The request –
Transcribe the records that follow exactly. Skip the pictures.

Entries with figure data
────────────────────────────────────────

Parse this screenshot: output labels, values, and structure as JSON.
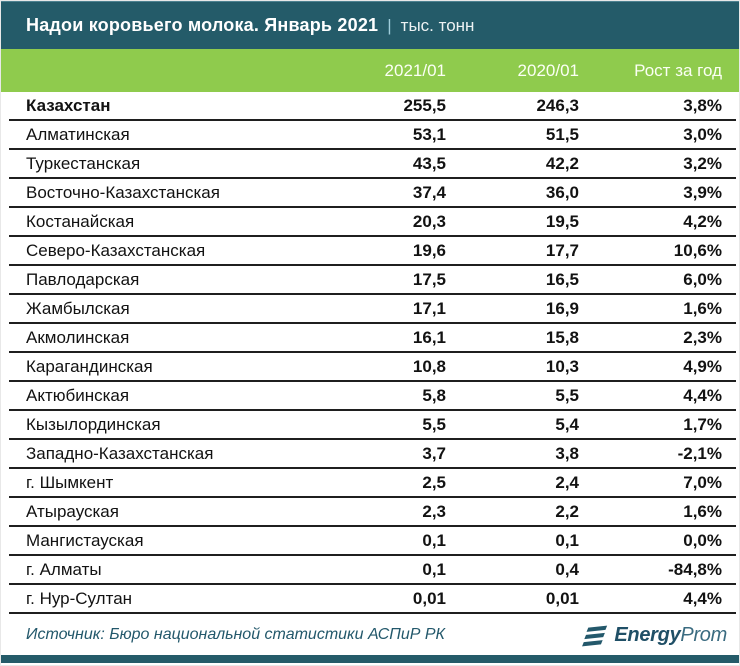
{
  "title": {
    "main": "Надои коровьего молока. Январь 2021",
    "separator": "|",
    "unit": "тыс. тонн"
  },
  "chart_data": {
    "type": "table",
    "title": "Надои коровьего молока. Январь 2021",
    "unit": "тыс. тонн",
    "columns": [
      "2021/01",
      "2020/01",
      "Рост за год"
    ],
    "rows": [
      {
        "region": "Казахстан",
        "v2021": "255,5",
        "v2020": "246,3",
        "growth": "3,8%",
        "bold": true
      },
      {
        "region": "Алматинская",
        "v2021": "53,1",
        "v2020": "51,5",
        "growth": "3,0%",
        "bold": false
      },
      {
        "region": "Туркестанская",
        "v2021": "43,5",
        "v2020": "42,2",
        "growth": "3,2%",
        "bold": false
      },
      {
        "region": "Восточно-Казахстанская",
        "v2021": "37,4",
        "v2020": "36,0",
        "growth": "3,9%",
        "bold": false
      },
      {
        "region": "Костанайская",
        "v2021": "20,3",
        "v2020": "19,5",
        "growth": "4,2%",
        "bold": false
      },
      {
        "region": "Северо-Казахстанская",
        "v2021": "19,6",
        "v2020": "17,7",
        "growth": "10,6%",
        "bold": false
      },
      {
        "region": "Павлодарская",
        "v2021": "17,5",
        "v2020": "16,5",
        "growth": "6,0%",
        "bold": false
      },
      {
        "region": "Жамбылская",
        "v2021": "17,1",
        "v2020": "16,9",
        "growth": "1,6%",
        "bold": false
      },
      {
        "region": "Акмолинская",
        "v2021": "16,1",
        "v2020": "15,8",
        "growth": "2,3%",
        "bold": false
      },
      {
        "region": "Карагандинская",
        "v2021": "10,8",
        "v2020": "10,3",
        "growth": "4,9%",
        "bold": false
      },
      {
        "region": "Актюбинская",
        "v2021": "5,8",
        "v2020": "5,5",
        "growth": "4,4%",
        "bold": false
      },
      {
        "region": "Кызылординская",
        "v2021": "5,5",
        "v2020": "5,4",
        "growth": "1,7%",
        "bold": false
      },
      {
        "region": "Западно-Казахстанская",
        "v2021": "3,7",
        "v2020": "3,8",
        "growth": "-2,1%",
        "bold": false
      },
      {
        "region": "г. Шымкент",
        "v2021": "2,5",
        "v2020": "2,4",
        "growth": "7,0%",
        "bold": false
      },
      {
        "region": "Атырауская",
        "v2021": "2,3",
        "v2020": "2,2",
        "growth": "1,6%",
        "bold": false
      },
      {
        "region": "Мангистауская",
        "v2021": "0,1",
        "v2020": "0,1",
        "growth": "0,0%",
        "bold": false
      },
      {
        "region": "г. Алматы",
        "v2021": "0,1",
        "v2020": "0,4",
        "growth": "-84,8%",
        "bold": false
      },
      {
        "region": "г. Нур-Султан",
        "v2021": "0,01",
        "v2020": "0,01",
        "growth": "4,4%",
        "bold": false
      }
    ]
  },
  "footer": {
    "source": "Источник: Бюро национальной статистики АСПиР РК",
    "logo_bold": "Energy",
    "logo_light": "Prom"
  },
  "colors": {
    "header_teal": "#245B69",
    "header_green": "#8FCB4D",
    "row_line": "#1F1F1F",
    "source_text": "#23586B",
    "title_text": "#FFFFFF"
  }
}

────────────────────────────────────────

Written response –
Parse this screenshot: output labels, values, and structure as JSON.
{
  "title": {
    "main": "Надои коровьего молока. Январь 2021",
    "separator": "|",
    "unit": "тыс. тонн"
  },
  "chart_data": {
    "type": "table",
    "title": "Надои коровьего молока. Январь 2021",
    "unit": "тыс. тонн",
    "columns": [
      "2021/01",
      "2020/01",
      "Рост за год"
    ],
    "rows": [
      {
        "region": "Казахстан",
        "v2021": "255,5",
        "v2020": "246,3",
        "growth": "3,8%",
        "bold": true
      },
      {
        "region": "Алматинская",
        "v2021": "53,1",
        "v2020": "51,5",
        "growth": "3,0%",
        "bold": false
      },
      {
        "region": "Туркестанская",
        "v2021": "43,5",
        "v2020": "42,2",
        "growth": "3,2%",
        "bold": false
      },
      {
        "region": "Восточно-Казахстанская",
        "v2021": "37,4",
        "v2020": "36,0",
        "growth": "3,9%",
        "bold": false
      },
      {
        "region": "Костанайская",
        "v2021": "20,3",
        "v2020": "19,5",
        "growth": "4,2%",
        "bold": false
      },
      {
        "region": "Северо-Казахстанская",
        "v2021": "19,6",
        "v2020": "17,7",
        "growth": "10,6%",
        "bold": false
      },
      {
        "region": "Павлодарская",
        "v2021": "17,5",
        "v2020": "16,5",
        "growth": "6,0%",
        "bold": false
      },
      {
        "region": "Жамбылская",
        "v2021": "17,1",
        "v2020": "16,9",
        "growth": "1,6%",
        "bold": false
      },
      {
        "region": "Акмолинская",
        "v2021": "16,1",
        "v2020": "15,8",
        "growth": "2,3%",
        "bold": false
      },
      {
        "region": "Карагандинская",
        "v2021": "10,8",
        "v2020": "10,3",
        "growth": "4,9%",
        "bold": false
      },
      {
        "region": "Актюбинская",
        "v2021": "5,8",
        "v2020": "5,5",
        "growth": "4,4%",
        "bold": false
      },
      {
        "region": "Кызылординская",
        "v2021": "5,5",
        "v2020": "5,4",
        "growth": "1,7%",
        "bold": false
      },
      {
        "region": "Западно-Казахстанская",
        "v2021": "3,7",
        "v2020": "3,8",
        "growth": "-2,1%",
        "bold": false
      },
      {
        "region": "г. Шымкент",
        "v2021": "2,5",
        "v2020": "2,4",
        "growth": "7,0%",
        "bold": false
      },
      {
        "region": "Атырауская",
        "v2021": "2,3",
        "v2020": "2,2",
        "growth": "1,6%",
        "bold": false
      },
      {
        "region": "Мангистауская",
        "v2021": "0,1",
        "v2020": "0,1",
        "growth": "0,0%",
        "bold": false
      },
      {
        "region": "г. Алматы",
        "v2021": "0,1",
        "v2020": "0,4",
        "growth": "-84,8%",
        "bold": false
      },
      {
        "region": "г. Нур-Султан",
        "v2021": "0,01",
        "v2020": "0,01",
        "growth": "4,4%",
        "bold": false
      }
    ]
  },
  "footer": {
    "source": "Источник: Бюро национальной статистики АСПиР РК",
    "logo_bold": "Energy",
    "logo_light": "Prom"
  },
  "colors": {
    "header_teal": "#245B69",
    "header_green": "#8FCB4D",
    "row_line": "#1F1F1F",
    "source_text": "#23586B",
    "title_text": "#FFFFFF"
  }
}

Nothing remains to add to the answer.